(SUPPLIED DATA)

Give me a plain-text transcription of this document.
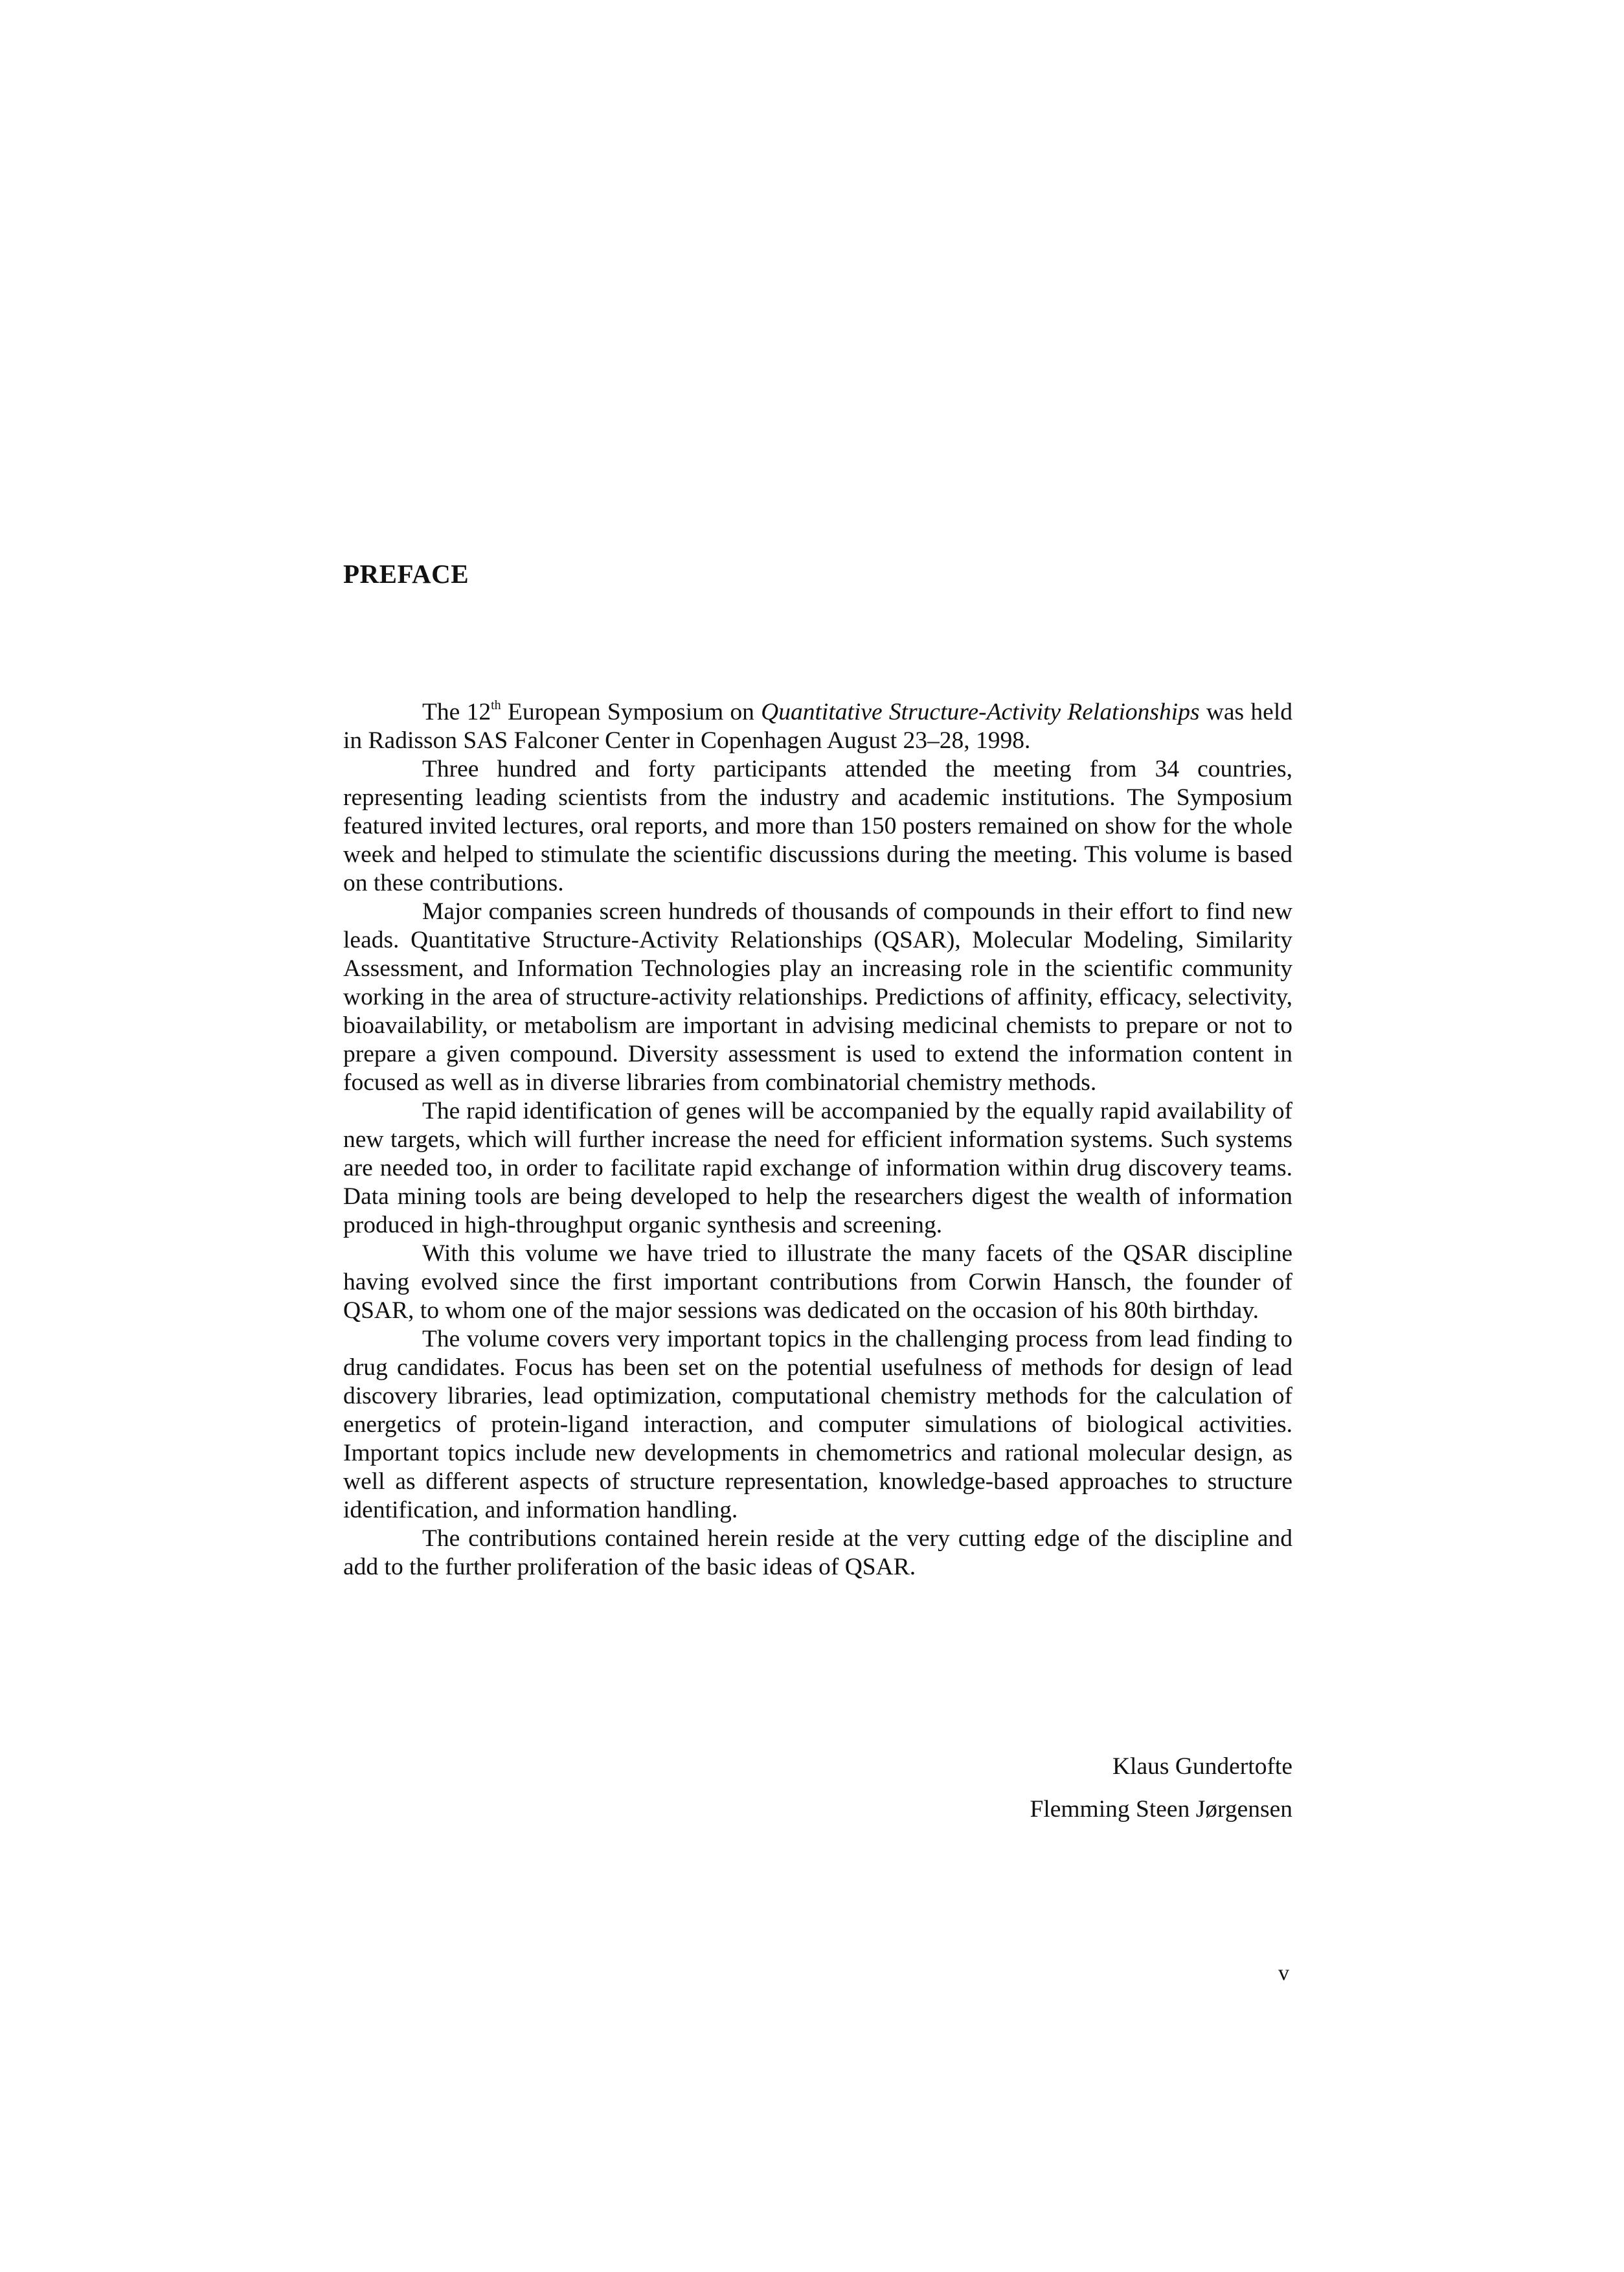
PREFACE

The 12th European Symposium on Quantitative Structure-Activity Relationships was held in Radisson SAS Falconer Center in Copenhagen August 23–28, 1998.

Three hundred and forty participants attended the meeting from 34 countries, representing leading scientists from the industry and academic institutions. The Symposium featured invited lectures, oral reports, and more than 150 posters remained on show for the whole week and helped to stimulate the scientific discussions during the meeting. This volume is based on these contributions.

Major companies screen hundreds of thousands of compounds in their effort to find new leads. Quantitative Structure-Activity Relationships (QSAR), Molecular Modeling, Similarity Assessment, and Information Technologies play an increasing role in the scientific community working in the area of structure-activity relationships. Predictions of affinity, efficacy, selectivity, bioavailability, or metabolism are important in advising medicinal chemists to prepare or not to prepare a given compound. Diversity assessment is used to extend the information content in focused as well as in diverse libraries from combinatorial chemistry methods.

The rapid identification of genes will be accompanied by the equally rapid availability of new targets, which will further increase the need for efficient information systems. Such systems are needed too, in order to facilitate rapid exchange of information within drug discovery teams. Data mining tools are being developed to help the researchers digest the wealth of information produced in high-throughput organic synthesis and screening.

With this volume we have tried to illustrate the many facets of the QSAR discipline having evolved since the first important contributions from Corwin Hansch, the founder of QSAR, to whom one of the major sessions was dedicated on the occasion of his 80th birthday.

The volume covers very important topics in the challenging process from lead finding to drug candidates. Focus has been set on the potential usefulness of methods for design of lead discovery libraries, lead optimization, computational chemistry methods for the calculation of energetics of protein-ligand interaction, and computer simulations of biological activities. Important topics include new developments in chemometrics and rational molecular design, as well as different aspects of structure representation, knowledge-based approaches to structure identification, and information handling.

The contributions contained herein reside at the very cutting edge of the discipline and add to the further proliferation of the basic ideas of QSAR.

Klaus Gundertofte

Flemming Steen Jørgensen

v
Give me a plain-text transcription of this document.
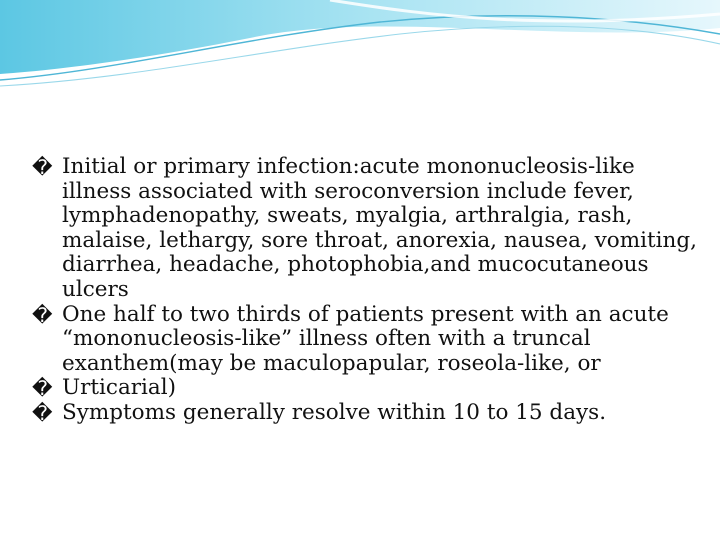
� Initial or primary infection:acute mononucleosis-like illness associated with seroconversion include fever, lymphadenopathy, sweats, myalgia, arthralgia, rash, malaise, lethargy, sore throat, anorexia, nausea, vomiting, diarrhea, headache, photophobia,and mucocutaneous ulcers

� One half to two thirds of patients present with an acute “mononucleosis-like” illness often with a truncal exanthem(may be maculopapular, roseola-like, or

� Urticarial)

� Symptoms generally resolve within 10 to 15 days.
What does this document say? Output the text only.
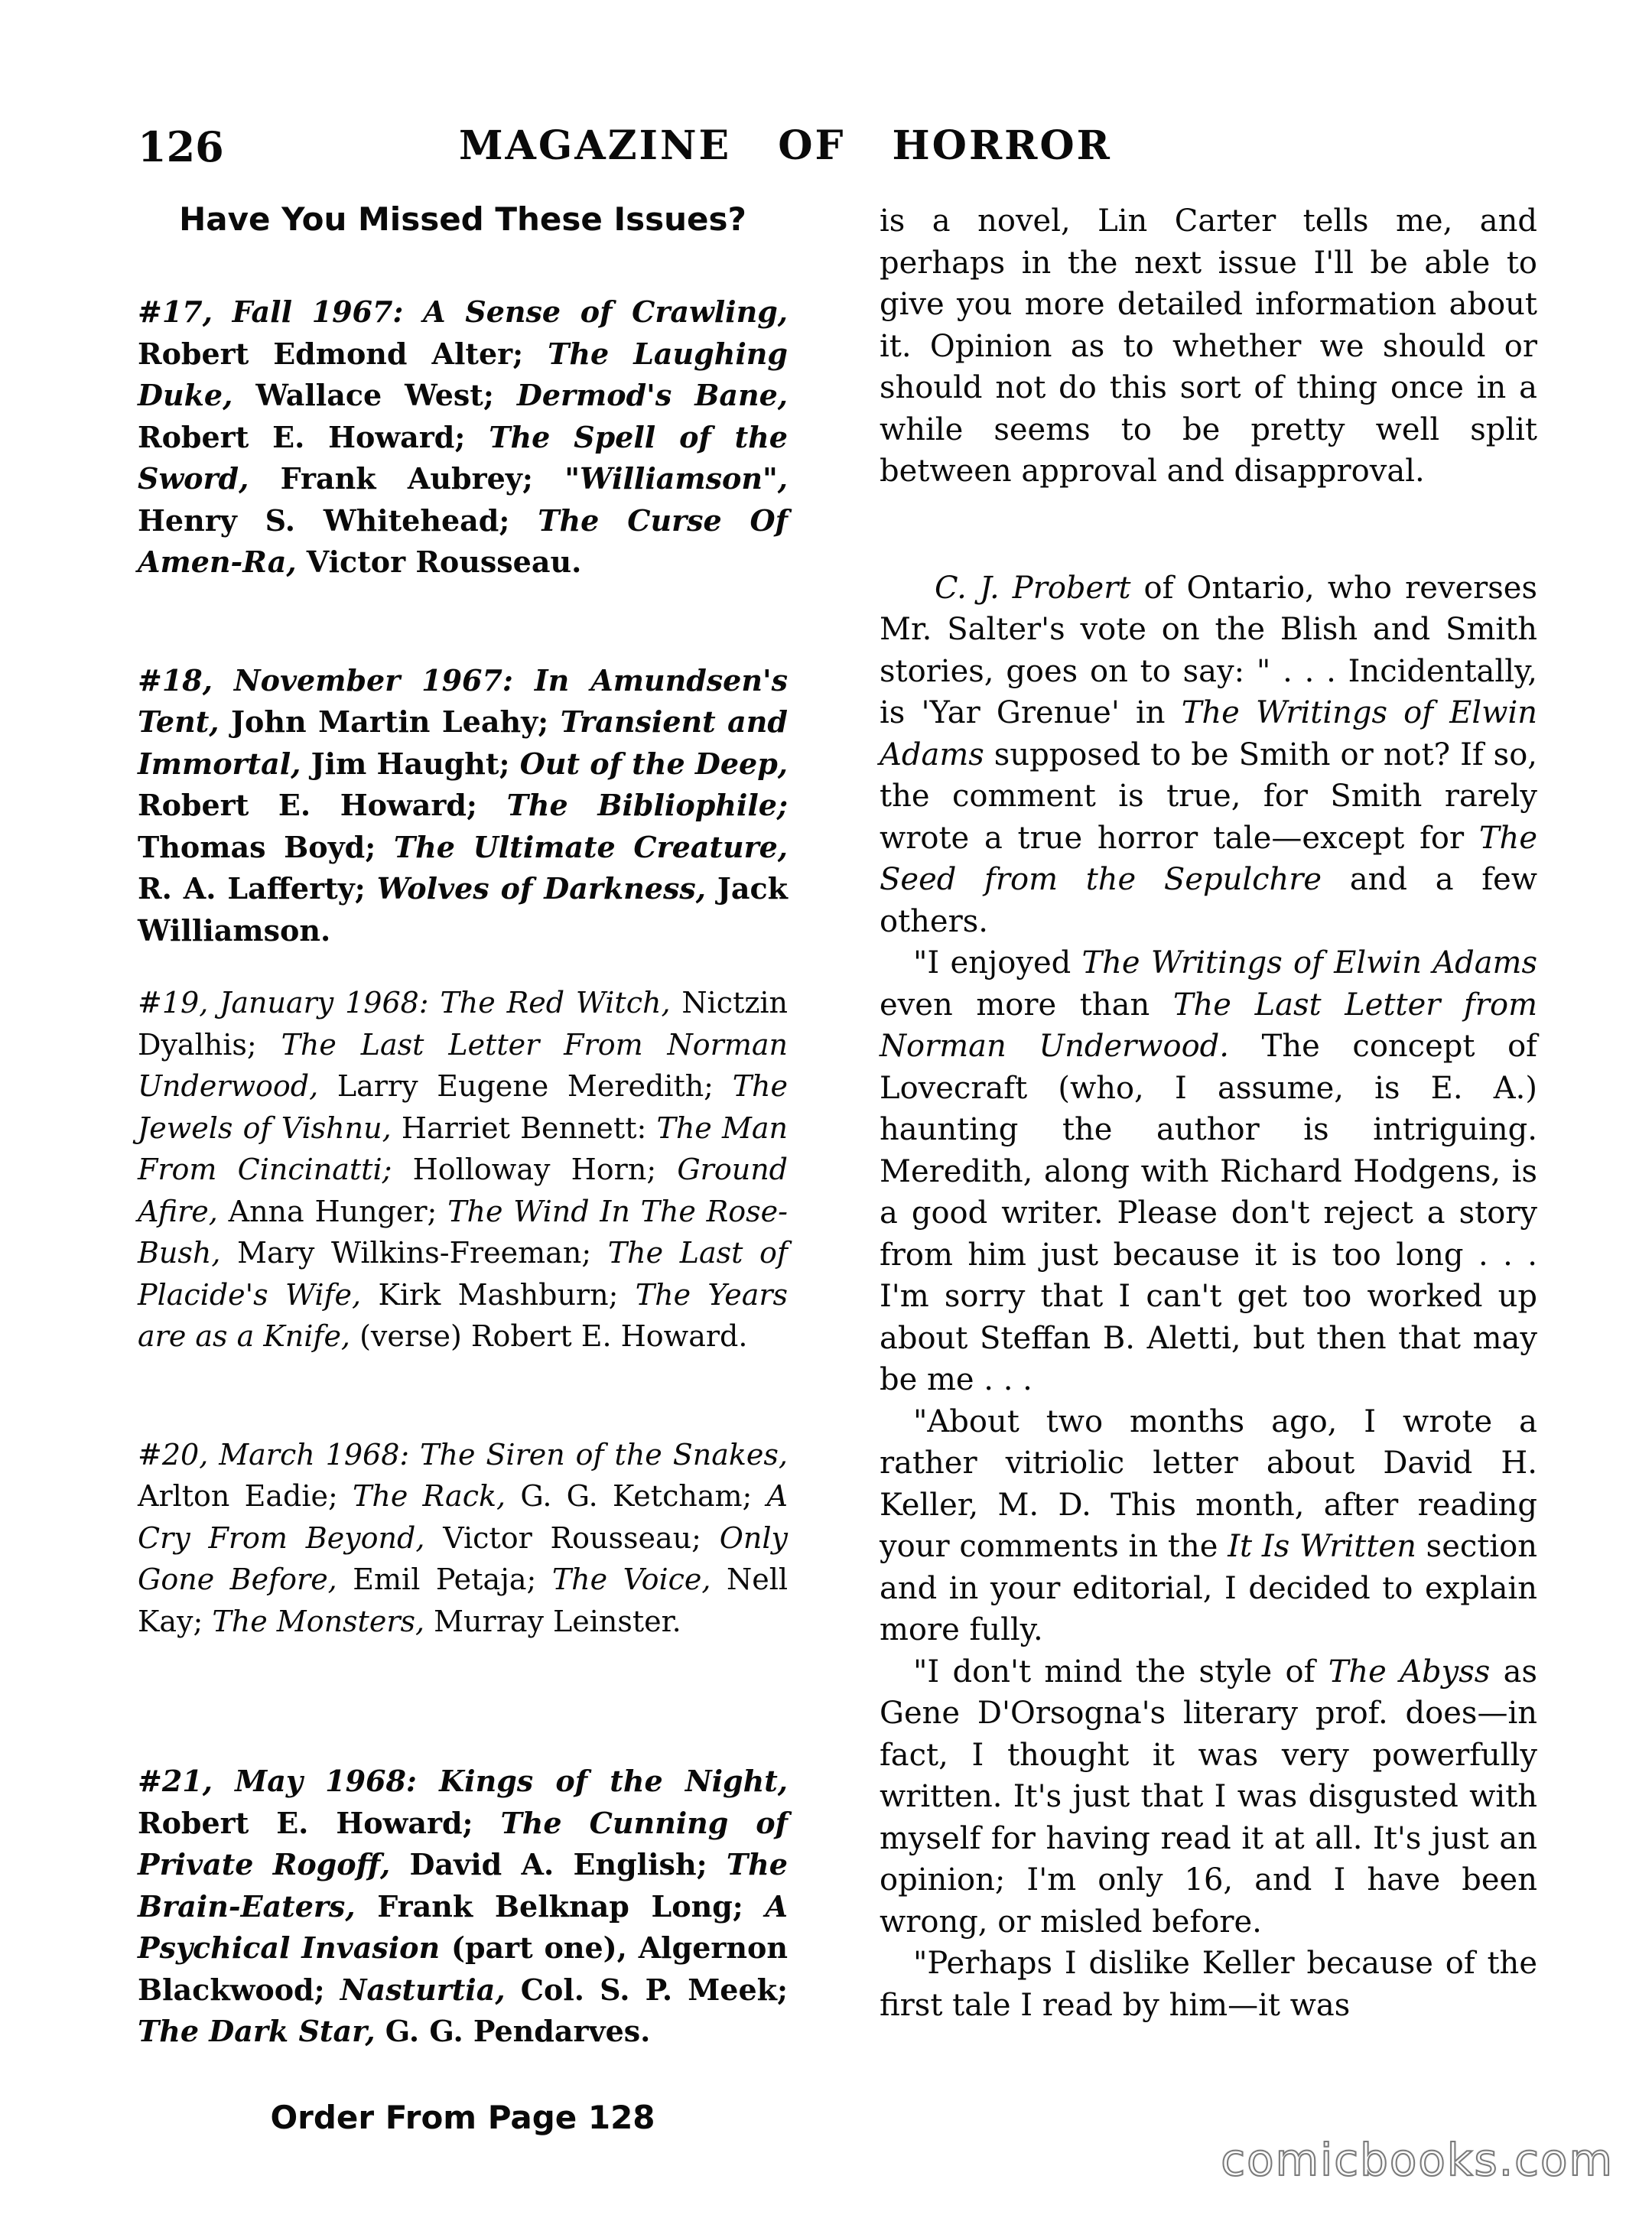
126	MAGAZINE OF HORROR
Have You Missed These Issues?

#17, Fall 1967: A Sense of Crawling, Robert Edmond Alter; The Laughing Duke, Wallace West; Dermod's Bane, Robert E. Howard; The Spell of the Sword, Frank Aubrey; "Williamson", Henry S. Whitehead; The Curse Of Amen-Ra, Victor Rousseau.

#18, November 1967: In Amundsen's Tent, John Martin Leahy; Transient and Immortal, Jim Haught; Out of the Deep, Robert E. Howard; The Bibliophile; Thomas Boyd; The Ultimate Creature, R. A. Lafferty; Wolves of Darkness, Jack Williamson.

#19, January 1968: The Red Witch, Nictzin Dyalhis; The Last Letter From Norman Underwood, Larry Eugene Meredith; The Jewels of Vishnu, Harriet Bennett: The Man From Cincinatti; Holloway Horn; Ground Afire, Anna Hunger; The Wind In The Rose-Bush, Mary Wilkins-Freeman; The Last of Placide's Wife, Kirk Mashburn; The Years are as a Knife, (verse) Robert E. Howard.

#20, March 1968: The Siren of the Snakes, Arlton Eadie; The Rack, G. G. Ketcham; A Cry From Beyond, Victor Rousseau; Only Gone Before, Emil Petaja; The Voice, Nell Kay; The Monsters, Murray Leinster.

#21, May 1968: Kings of the Night, Robert E. Howard; The Cunning of Private Rogoff, David A. English; The Brain-Eaters, Frank Belknap Long; A Psychical Invasion (part one), Algernon Blackwood; Nasturtia, Col. S. P. Meek; The Dark Star, G. G. Pendarves.

Order From Page 128

is a novel, Lin Carter tells me, and perhaps in the next issue I'll be able to give you more detailed information about it. Opinion as to whether we should or should not do this sort of thing once in a while seems to be pretty well split between approval and disapproval.

C. J. Probert of Ontario, who reverses Mr. Salter's vote on the Blish and Smith stories, goes on to say: " . . . Incidentally, is 'Yar Grenue' in The Writings of Elwin Adams supposed to be Smith or not? If so, the comment is true, for Smith rarely wrote a true horror tale—except for The Seed from the Sepulchre and a few others.

"I enjoyed The Writings of Elwin Adams even more than The Last Letter from Norman Underwood. The concept of Lovecraft (who, I assume, is E. A.) haunting the author is intriguing. Meredith, along with Richard Hodgens, is a good writer. Please don't reject a story from him just because it is too long . . . I'm sorry that I can't get too worked up about Steffan B. Aletti, but then that may be me . . .

"About two months ago, I wrote a rather vitriolic letter about David H. Keller, M. D. This month, after reading your comments in the It Is Written section and in your editorial, I decided to explain more fully.

"I don't mind the style of The Abyss as Gene D'Orsogna's literary prof. does—in fact, I thought it was very powerfully written. It's just that I was disgusted with myself for having read it at all. It's just an opinion; I'm only 16, and I have been wrong, or misled before.

"Perhaps I dislike Keller because of the first tale I read by him—it was

comicbooks.com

(End SUPPLIED DATA)

* WHAT TO WORK ON *
For this task, copy every line of the material in which "chemistry" appears.

* ANSWER TO THE PROBLEM *
Major companies screen hundreds of thousands of compounds in their effort to find new leads. Quantitative Structure-Activity Relationships (QSAR), Molecular Modeling, Similarity Assessment, and Information Technologies play an increasing role in the scientific community working in the area of structure-activity relationships. Predictions of affinity, efficacy, selectivity, bioavailability, or metabolism are important in advising medicinal chemists to prepare or not to prepare a given compound. Diversity assessment is used to extend the information content in focused as well as in diverse libraries from combinatorial chemistry methods.
The volume covers very important topics in the challenging process from lead finding to drug candidates. Focus has been set on the potential usefulness of methods for design of lead discovery libraries, lead optimization, computational chemistry methods for the calculation of energetics of protein-ligand interaction, and computer simulations of biological activities. Important topics include new developments in chemometrics and rational molecular design, as well as different aspects of structure representation, knowledge-based approaches to structure identification, and information handling.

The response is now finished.